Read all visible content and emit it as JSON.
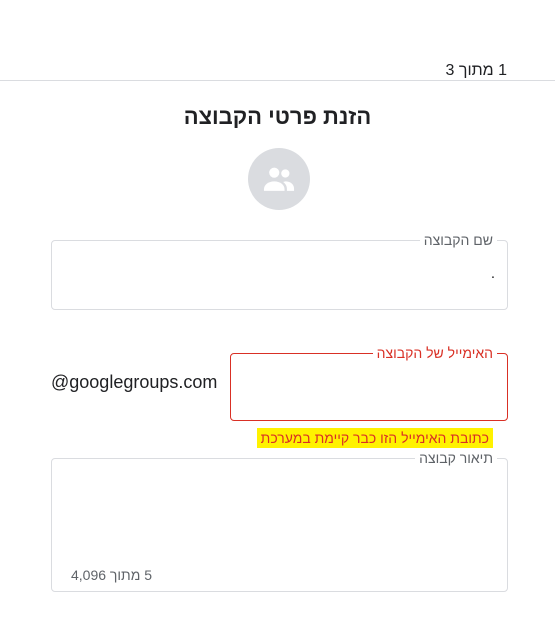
{
  "header": {
    "step_indicator": "1 מתוך 3"
  },
  "form": {
    "title": "הזנת פרטי הקבוצה",
    "avatar_icon": "group-icon",
    "group_name": {
      "label": "שם הקבוצה",
      "value": "."
    },
    "group_email": {
      "label": "האימייל של הקבוצה",
      "value": "",
      "domain_suffix": "@googlegroups.com",
      "error": "כתובת האימייל הזו כבר קיימת במערכת"
    },
    "group_description": {
      "label": "תיאור קבוצה",
      "value": "",
      "counter": "5 מתוך 4,096"
    }
  },
  "colors": {
    "error": "#d93025",
    "border": "#dadce0",
    "highlight": "#fff200",
    "avatar_bg": "#dadce0"
  }
}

## Task brief:
Quote every record above exactly, leaving out any pictures.

## Result:
Read all visible content and emit it as JSON.
{
  "header": {
    "step_indicator": "1 מתוך 3"
  },
  "form": {
    "title": "הזנת פרטי הקבוצה",
    "avatar_icon": "group-icon",
    "group_name": {
      "label": "שם הקבוצה",
      "value": "."
    },
    "group_email": {
      "label": "האימייל של הקבוצה",
      "value": "",
      "domain_suffix": "@googlegroups.com",
      "error": "כתובת האימייל הזו כבר קיימת במערכת"
    },
    "group_description": {
      "label": "תיאור קבוצה",
      "value": "",
      "counter": "5 מתוך 4,096"
    }
  },
  "colors": {
    "error": "#d93025",
    "border": "#dadce0",
    "highlight": "#fff200",
    "avatar_bg": "#dadce0"
  }
}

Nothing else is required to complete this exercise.